▶ [Directive]:
Look over the entries that follow and work out how many lines contain "label". State the number only.

▶ [Data to use]:
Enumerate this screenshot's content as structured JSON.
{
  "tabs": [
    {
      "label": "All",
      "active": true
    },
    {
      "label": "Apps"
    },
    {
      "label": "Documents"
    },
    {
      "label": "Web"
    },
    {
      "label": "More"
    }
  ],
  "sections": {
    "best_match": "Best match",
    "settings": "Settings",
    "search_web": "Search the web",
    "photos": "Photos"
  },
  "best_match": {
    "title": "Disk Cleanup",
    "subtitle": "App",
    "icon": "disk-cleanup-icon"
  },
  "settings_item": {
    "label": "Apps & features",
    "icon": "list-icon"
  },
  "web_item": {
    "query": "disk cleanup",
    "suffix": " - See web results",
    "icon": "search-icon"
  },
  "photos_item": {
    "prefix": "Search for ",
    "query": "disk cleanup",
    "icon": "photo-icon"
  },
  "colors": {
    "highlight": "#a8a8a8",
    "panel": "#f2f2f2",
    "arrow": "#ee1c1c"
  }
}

▶ [Exercise result]:
6